### [Given request]
Extend the passage on how the Instruction Buffer Unit predicts control transfers, picking up right after its final sentence.

### [Source document]
Since control transfers occur as about 10% of all orders (Sunderland, 1970), a delay of this order is unacceptable. The Instruction Buffer Unit is therefore designed to reduce the number of occasions on which this delay is incurred by predicting the result of the control transfer (Taylor, 1969). The prediction technique is based on the use of an associative store containing addresses of instructions which have previously caused control transfers to occur and a corresponding conventional store containing the addresses of instructions to which control was actually transferred. Before an instruction prefetch cycle is initiated by the Instruction Buffer Unit a check is made in the associative store to determine whether any of the instructions currently in the buffer has caused control to be transferred. If equivalence is found in any of the associative registers the address of the next instruction to be pre-fetched is read from the corresponding register in the conventional store rather than being evaluated by incrementing on from the previous pre-fetch address.

### [Supplied information]
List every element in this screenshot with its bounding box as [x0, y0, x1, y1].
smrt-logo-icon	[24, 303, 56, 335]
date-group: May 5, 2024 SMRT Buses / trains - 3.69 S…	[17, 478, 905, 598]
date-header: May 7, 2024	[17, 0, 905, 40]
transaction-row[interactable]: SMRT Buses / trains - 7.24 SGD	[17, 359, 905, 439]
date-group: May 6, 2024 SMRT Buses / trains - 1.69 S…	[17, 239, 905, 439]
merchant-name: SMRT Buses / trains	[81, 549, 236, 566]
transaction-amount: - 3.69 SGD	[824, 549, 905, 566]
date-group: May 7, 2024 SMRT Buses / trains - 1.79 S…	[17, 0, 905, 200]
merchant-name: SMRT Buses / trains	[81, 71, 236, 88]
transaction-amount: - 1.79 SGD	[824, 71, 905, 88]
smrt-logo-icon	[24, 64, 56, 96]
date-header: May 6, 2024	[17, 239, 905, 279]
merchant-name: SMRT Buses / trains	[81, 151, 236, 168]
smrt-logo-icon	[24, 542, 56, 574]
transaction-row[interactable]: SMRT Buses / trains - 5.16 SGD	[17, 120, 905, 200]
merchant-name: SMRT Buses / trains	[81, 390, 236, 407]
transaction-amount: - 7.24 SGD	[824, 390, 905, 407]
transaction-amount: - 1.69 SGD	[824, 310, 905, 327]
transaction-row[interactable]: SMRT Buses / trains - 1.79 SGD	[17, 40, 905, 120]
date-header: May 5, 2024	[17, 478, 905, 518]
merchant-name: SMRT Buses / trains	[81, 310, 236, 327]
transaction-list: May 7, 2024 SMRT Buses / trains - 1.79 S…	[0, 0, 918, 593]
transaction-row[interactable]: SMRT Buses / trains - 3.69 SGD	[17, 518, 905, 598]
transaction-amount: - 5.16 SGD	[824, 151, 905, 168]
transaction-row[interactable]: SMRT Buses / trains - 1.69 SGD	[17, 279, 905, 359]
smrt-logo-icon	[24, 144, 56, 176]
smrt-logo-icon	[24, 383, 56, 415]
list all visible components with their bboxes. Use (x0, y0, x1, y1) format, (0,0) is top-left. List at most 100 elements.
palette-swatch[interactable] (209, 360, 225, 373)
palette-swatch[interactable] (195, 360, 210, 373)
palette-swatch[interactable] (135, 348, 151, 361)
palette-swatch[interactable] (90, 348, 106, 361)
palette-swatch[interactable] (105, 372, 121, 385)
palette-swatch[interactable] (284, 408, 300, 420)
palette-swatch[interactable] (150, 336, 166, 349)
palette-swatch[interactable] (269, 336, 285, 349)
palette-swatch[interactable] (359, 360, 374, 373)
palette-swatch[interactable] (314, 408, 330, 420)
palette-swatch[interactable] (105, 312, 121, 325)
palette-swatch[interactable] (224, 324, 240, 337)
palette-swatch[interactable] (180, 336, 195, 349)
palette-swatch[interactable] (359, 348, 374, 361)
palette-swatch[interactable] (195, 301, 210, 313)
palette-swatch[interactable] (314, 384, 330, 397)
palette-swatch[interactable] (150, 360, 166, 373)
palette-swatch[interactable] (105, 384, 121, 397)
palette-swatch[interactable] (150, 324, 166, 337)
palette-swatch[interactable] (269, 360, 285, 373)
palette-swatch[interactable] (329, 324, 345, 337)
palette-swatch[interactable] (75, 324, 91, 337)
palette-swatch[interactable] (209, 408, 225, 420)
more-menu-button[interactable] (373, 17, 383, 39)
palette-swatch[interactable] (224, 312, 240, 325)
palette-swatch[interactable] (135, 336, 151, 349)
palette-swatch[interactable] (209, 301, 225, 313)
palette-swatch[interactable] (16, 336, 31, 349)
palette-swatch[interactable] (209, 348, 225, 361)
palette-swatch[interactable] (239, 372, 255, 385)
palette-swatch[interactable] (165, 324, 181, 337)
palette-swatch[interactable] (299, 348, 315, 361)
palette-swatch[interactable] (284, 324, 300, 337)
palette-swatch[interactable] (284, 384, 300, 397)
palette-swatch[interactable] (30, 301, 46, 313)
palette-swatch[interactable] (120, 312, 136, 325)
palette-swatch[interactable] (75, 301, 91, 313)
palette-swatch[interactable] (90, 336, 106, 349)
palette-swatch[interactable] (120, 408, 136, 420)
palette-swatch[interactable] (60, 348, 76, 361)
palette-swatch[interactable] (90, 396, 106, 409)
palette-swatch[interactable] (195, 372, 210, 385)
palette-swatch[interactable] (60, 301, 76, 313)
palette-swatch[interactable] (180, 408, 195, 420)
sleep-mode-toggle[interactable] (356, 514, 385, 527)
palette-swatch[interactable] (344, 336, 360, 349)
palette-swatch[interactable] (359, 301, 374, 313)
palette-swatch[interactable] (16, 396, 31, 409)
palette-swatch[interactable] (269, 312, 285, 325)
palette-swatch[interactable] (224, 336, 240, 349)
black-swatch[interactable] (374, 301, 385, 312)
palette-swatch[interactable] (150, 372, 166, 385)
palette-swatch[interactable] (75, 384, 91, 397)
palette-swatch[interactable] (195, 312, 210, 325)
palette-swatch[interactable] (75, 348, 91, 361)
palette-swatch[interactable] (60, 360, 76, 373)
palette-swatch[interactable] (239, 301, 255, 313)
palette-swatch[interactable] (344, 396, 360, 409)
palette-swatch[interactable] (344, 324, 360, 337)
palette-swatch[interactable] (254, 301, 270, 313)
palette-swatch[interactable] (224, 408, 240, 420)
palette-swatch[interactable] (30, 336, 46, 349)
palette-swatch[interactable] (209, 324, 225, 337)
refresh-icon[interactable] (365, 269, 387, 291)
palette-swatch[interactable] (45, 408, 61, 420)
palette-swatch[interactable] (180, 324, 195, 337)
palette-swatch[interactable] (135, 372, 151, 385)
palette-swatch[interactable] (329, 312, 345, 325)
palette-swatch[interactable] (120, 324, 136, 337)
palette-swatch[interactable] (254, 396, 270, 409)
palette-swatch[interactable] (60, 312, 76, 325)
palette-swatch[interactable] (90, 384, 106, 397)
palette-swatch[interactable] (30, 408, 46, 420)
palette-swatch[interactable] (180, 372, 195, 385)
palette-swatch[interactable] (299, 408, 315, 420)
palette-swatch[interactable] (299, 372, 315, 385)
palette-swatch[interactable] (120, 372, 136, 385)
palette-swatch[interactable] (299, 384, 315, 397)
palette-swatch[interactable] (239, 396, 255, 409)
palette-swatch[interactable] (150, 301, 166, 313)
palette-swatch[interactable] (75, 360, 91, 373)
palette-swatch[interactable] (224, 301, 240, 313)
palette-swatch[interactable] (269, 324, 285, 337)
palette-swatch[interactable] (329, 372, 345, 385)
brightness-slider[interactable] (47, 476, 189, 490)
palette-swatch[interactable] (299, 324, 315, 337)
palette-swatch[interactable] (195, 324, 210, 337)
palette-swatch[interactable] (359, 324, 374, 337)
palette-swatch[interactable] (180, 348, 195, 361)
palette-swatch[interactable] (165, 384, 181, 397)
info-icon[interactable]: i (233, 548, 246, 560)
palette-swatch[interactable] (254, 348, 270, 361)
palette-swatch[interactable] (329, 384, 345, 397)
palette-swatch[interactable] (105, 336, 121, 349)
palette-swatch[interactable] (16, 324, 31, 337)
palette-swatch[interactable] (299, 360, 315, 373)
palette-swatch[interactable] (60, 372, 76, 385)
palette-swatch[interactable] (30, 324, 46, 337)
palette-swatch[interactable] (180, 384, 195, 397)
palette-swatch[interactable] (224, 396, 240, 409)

### [Final result]
Now when a control transfer is obeyed the orders in the pipeline are correct if either (a) the transfer condition is satisfied and the following order is the first order of the new sequence, or (b) the transfer condition is not satisfied and the following order is in normal sequence. In either case the Control Register is set to the appropriate value and after a delay of 120 nsecs in excess of the basic 40 nsecs the normal pipeline action is re-started and the succeeding orders in the pipeline are obeyed normally. An additional digit accompanies each order from the Instruction Buffer Unit to indicate to the control transfer logic that an order is the first order of a new sequence of instructions rather than a continuation of the previous sequence.

If the transfer condition is satisfied and the following order is in normal sequence, i.e. the prediction has not been made, then provided that the operand used in the control transfer order is a literal (i.e. is invariant), the Primary Operand Unit signals the Instruction Buffer to set up the appropriate addresses in its store for future prediction. At the same time the actions of re-setting the 'Valid Order' digits and accessing the store for the next instruction occur as before. These actions also occur if the control transfer condition is not satisfied and the following order is the first of a new sequence, i.e. the transfer has been incorrectly predicted. Simulation studies show that correct prediction occurs in approximately 75% of cases where it can be applied.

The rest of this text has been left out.